#### [STATED PROBLEM]
Repeat the material below exactly, line for line.

#### [RECORDS]
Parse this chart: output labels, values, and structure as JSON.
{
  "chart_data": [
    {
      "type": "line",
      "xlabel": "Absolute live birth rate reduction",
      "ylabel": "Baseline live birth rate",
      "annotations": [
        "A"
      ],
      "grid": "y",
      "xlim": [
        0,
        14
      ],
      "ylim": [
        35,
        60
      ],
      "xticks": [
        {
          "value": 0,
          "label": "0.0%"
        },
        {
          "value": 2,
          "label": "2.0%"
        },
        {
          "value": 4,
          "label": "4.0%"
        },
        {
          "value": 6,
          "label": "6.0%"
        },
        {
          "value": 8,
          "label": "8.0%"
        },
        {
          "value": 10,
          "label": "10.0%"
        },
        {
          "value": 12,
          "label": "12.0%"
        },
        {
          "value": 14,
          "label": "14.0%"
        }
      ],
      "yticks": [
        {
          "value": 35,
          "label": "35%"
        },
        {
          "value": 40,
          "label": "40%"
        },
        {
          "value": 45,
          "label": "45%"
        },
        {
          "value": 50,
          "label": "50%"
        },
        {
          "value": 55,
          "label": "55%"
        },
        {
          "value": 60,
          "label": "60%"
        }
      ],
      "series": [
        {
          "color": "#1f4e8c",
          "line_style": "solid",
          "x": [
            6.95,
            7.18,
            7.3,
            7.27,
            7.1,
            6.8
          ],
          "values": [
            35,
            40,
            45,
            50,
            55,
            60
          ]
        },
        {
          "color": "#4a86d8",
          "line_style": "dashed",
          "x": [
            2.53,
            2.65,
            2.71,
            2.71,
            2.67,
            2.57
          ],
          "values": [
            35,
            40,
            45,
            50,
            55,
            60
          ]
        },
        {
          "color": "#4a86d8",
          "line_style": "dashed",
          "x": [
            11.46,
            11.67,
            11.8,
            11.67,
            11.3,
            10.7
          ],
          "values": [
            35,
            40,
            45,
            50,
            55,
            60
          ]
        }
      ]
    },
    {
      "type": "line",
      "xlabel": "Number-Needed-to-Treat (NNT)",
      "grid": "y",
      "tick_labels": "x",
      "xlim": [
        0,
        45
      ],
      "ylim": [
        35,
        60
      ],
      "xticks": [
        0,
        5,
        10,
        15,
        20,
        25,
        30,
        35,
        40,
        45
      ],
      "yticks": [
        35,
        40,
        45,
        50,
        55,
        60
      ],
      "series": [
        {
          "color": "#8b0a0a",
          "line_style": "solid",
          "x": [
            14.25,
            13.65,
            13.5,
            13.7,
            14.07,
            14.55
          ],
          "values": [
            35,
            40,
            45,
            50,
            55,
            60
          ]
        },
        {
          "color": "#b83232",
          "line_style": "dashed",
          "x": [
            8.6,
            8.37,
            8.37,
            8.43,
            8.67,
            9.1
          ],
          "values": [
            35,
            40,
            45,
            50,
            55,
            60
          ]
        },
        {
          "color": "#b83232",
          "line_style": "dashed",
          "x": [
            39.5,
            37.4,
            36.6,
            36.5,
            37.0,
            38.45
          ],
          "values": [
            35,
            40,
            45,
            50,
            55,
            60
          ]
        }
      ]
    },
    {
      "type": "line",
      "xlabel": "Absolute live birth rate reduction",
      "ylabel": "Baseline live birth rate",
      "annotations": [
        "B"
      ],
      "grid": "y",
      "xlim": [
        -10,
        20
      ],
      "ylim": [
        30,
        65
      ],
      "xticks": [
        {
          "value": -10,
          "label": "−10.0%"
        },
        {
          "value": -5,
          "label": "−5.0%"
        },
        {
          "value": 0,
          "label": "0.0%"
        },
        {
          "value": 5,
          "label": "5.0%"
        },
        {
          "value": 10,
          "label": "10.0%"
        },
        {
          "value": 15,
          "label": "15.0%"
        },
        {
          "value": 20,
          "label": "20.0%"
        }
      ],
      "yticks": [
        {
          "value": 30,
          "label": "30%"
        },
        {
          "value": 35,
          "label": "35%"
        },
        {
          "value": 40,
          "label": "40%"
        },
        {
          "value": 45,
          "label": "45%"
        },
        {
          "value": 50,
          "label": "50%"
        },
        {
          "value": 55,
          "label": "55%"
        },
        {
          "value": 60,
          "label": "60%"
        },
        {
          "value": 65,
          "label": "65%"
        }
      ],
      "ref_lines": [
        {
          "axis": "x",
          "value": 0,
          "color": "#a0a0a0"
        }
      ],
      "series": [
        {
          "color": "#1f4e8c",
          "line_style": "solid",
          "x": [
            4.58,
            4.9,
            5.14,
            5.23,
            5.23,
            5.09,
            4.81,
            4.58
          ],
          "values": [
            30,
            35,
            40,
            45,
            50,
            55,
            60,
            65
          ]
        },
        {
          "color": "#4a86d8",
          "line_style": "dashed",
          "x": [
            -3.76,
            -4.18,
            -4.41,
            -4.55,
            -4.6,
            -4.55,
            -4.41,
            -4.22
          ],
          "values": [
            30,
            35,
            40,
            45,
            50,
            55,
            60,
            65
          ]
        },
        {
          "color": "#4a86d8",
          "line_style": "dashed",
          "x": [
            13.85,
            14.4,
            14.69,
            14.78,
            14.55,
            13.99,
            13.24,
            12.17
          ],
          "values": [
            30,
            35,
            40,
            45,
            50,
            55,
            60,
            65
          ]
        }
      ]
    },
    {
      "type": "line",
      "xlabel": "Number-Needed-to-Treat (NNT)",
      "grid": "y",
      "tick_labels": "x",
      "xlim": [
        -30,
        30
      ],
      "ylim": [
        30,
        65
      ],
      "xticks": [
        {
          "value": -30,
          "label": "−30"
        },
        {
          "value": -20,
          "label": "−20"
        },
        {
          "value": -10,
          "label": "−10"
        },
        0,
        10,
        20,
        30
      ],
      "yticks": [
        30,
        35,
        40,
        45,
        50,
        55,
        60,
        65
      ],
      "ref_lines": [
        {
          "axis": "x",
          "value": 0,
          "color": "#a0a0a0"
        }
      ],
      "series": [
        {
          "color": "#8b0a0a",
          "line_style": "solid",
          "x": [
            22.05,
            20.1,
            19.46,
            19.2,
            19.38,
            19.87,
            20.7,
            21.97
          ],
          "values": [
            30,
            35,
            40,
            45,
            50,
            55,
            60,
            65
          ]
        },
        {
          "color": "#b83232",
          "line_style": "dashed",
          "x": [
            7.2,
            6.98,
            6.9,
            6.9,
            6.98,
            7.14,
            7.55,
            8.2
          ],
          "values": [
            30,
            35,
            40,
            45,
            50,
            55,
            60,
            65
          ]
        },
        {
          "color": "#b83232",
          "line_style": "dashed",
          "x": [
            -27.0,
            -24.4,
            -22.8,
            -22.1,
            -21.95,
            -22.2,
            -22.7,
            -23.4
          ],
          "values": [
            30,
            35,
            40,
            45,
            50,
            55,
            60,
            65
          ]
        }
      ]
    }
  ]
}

#### [FINAL RESULT]
Parse this chart: output labels, values, and structure as JSON.
{
  "chart_data": [
    {
      "type": "line",
      "xlabel": "Absolute live birth rate reduction",
      "ylabel": "Baseline live birth rate",
      "annotations": [
        "A"
      ],
      "grid": "y",
      "xlim": [
        0,
        14
      ],
      "ylim": [
        35,
        60
      ],
      "xticks": [
        {
          "value": 0,
          "label": "0.0%"
        },
        {
          "value": 2,
          "label": "2.0%"
        },
        {
          "value": 4,
          "label": "4.0%"
        },
        {
          "value": 6,
          "label": "6.0%"
        },
        {
          "value": 8,
          "label": "8.0%"
        },
        {
          "value": 10,
          "label": "10.0%"
        },
        {
          "value": 12,
          "label": "12.0%"
        },
        {
          "value": 14,
          "label": "14.0%"
        }
      ],
      "yticks": [
        {
          "value": 35,
          "label": "35%"
        },
        {
          "value": 40,
          "label": "40%"
        },
        {
          "value": 45,
          "label": "45%"
        },
        {
          "value": 50,
          "label": "50%"
        },
        {
          "value": 55,
          "label": "55%"
        },
        {
          "value": 60,
          "label": "60%"
        }
      ],
      "series": [
        {
          "color": "#1f4e8c",
          "line_style": "solid",
          "x": [
            6.95,
            7.18,
            7.3,
            7.27,
            7.1,
            6.8
          ],
          "values": [
            35,
            40,
            45,
            50,
            55,
            60
          ]
        },
        {
          "color": "#4a86d8",
          "line_style": "dashed",
          "x": [
            2.53,
            2.65,
            2.71,
            2.71,
            2.67,
            2.57
          ],
          "values": [
            35,
            40,
            45,
            50,
            55,
            60
          ]
        },
        {
          "color": "#4a86d8",
          "line_style": "dashed",
          "x": [
            11.46,
            11.67,
            11.8,
            11.67,
            11.3,
            10.7
          ],
          "values": [
            35,
            40,
            45,
            50,
            55,
            60
          ]
        }
      ]
    },
    {
      "type": "line",
      "xlabel": "Number-Needed-to-Treat (NNT)",
      "grid": "y",
      "tick_labels": "x",
      "xlim": [
        0,
        45
      ],
      "ylim": [
        35,
        60
      ],
      "xticks": [
        0,
        5,
        10,
        15,
        20,
        25,
        30,
        35,
        40,
        45
      ],
      "yticks": [
        35,
        40,
        45,
        50,
        55,
        60
      ],
      "series": [
        {
          "color": "#8b0a0a",
          "line_style": "solid",
          "x": [
            14.25,
            13.65,
            13.5,
            13.7,
            14.07,
            14.55
          ],
          "values": [
            35,
            40,
            45,
            50,
            55,
            60
          ]
        },
        {
          "color": "#b83232",
          "line_style": "dashed",
          "x": [
            8.6,
            8.37,
            8.37,
            8.43,
            8.67,
            9.1
          ],
          "values": [
            35,
            40,
            45,
            50,
            55,
            60
          ]
        },
        {
          "color": "#b83232",
          "line_style": "dashed",
          "x": [
            39.5,
            37.4,
            36.6,
            36.5,
            37.0,
            38.45
          ],
          "values": [
            35,
            40,
            45,
            50,
            55,
            60
          ]
        }
      ]
    },
    {
      "type": "line",
      "xlabel": "Absolute live birth rate reduction",
      "ylabel": "Baseline live birth rate",
      "annotations": [
        "B"
      ],
      "grid": "y",
      "xlim": [
        -10,
        20
      ],
      "ylim": [
        30,
        65
      ],
      "xticks": [
        {
          "value": -10,
          "label": "−10.0%"
        },
        {
          "value": -5,
          "label": "−5.0%"
        },
        {
          "value": 0,
          "label": "0.0%"
        },
        {
          "value": 5,
          "label": "5.0%"
        },
        {
          "value": 10,
          "label": "10.0%"
        },
        {
          "value": 15,
          "label": "15.0%"
        },
        {
          "value": 20,
          "label": "20.0%"
        }
      ],
      "yticks": [
        {
          "value": 30,
          "label": "30%"
        },
        {
          "value": 35,
          "label": "35%"
        },
        {
          "value": 40,
          "label": "40%"
        },
        {
          "value": 45,
          "label": "45%"
        },
        {
          "value": 50,
          "label": "50%"
        },
        {
          "value": 55,
          "label": "55%"
        },
        {
          "value": 60,
          "label": "60%"
        },
        {
          "value": 65,
          "label": "65%"
        }
      ],
      "ref_lines": [
        {
          "axis": "x",
          "value": 0,
          "color": "#a0a0a0"
        }
      ],
      "series": [
        {
          "color": "#1f4e8c",
          "line_style": "solid",
          "x": [
            4.58,
            4.9,
            5.14,
            5.23,
            5.23,
            5.09,
            4.81,
            4.58
          ],
          "values": [
            30,
            35,
            40,
            45,
            50,
            55,
            60,
            65
          ]
        },
        {
          "color": "#4a86d8",
          "line_style": "dashed",
          "x": [
            -3.76,
            -4.18,
            -4.41,
            -4.55,
            -4.6,
            -4.55,
            -4.41,
            -4.22
          ],
          "values": [
            30,
            35,
            40,
            45,
            50,
            55,
            60,
            65
          ]
        },
        {
          "color": "#4a86d8",
          "line_style": "dashed",
          "x": [
            13.85,
            14.4,
            14.69,
            14.78,
            14.55,
            13.99,
            13.24,
            12.17
          ],
          "values": [
            30,
            35,
            40,
            45,
            50,
            55,
            60,
            65
          ]
        }
      ]
    },
    {
      "type": "line",
      "xlabel": "Number-Needed-to-Treat (NNT)",
      "grid": "y",
      "tick_labels": "x",
      "xlim": [
        -30,
        30
      ],
      "ylim": [
        30,
        65
      ],
      "xticks": [
        {
          "value": -30,
          "label": "−30"
        },
        {
          "value": -20,
          "label": "−20"
        },
        {
          "value": -10,
          "label": "−10"
        },
        0,
        10,
        20,
        30
      ],
      "yticks": [
        30,
        35,
        40,
        45,
        50,
        55,
        60,
        65
      ],
      "ref_lines": [
        {
          "axis": "x",
          "value": 0,
          "color": "#a0a0a0"
        }
      ],
      "series": [
        {
          "color": "#8b0a0a",
          "line_style": "solid",
          "x": [
            22.05,
            20.1,
            19.46,
            19.2,
            19.38,
            19.87,
            20.7,
            21.97
          ],
          "values": [
            30,
            35,
            40,
            45,
            50,
            55,
            60,
            65
          ]
        },
        {
          "color": "#b83232",
          "line_style": "dashed",
          "x": [
            7.2,
            6.98,
            6.9,
            6.9,
            6.98,
            7.14,
            7.55,
            8.2
          ],
          "values": [
            30,
            35,
            40,
            45,
            50,
            55,
            60,
            65
          ]
        },
        {
          "color": "#b83232",
          "line_style": "dashed",
          "x": [
            -27.0,
            -24.4,
            -22.8,
            -22.1,
            -21.95,
            -22.2,
            -22.7,
            -23.4
          ],
          "values": [
            30,
            35,
            40,
            45,
            50,
            55,
            60,
            65
          ]
        }
      ]
    }
  ]
}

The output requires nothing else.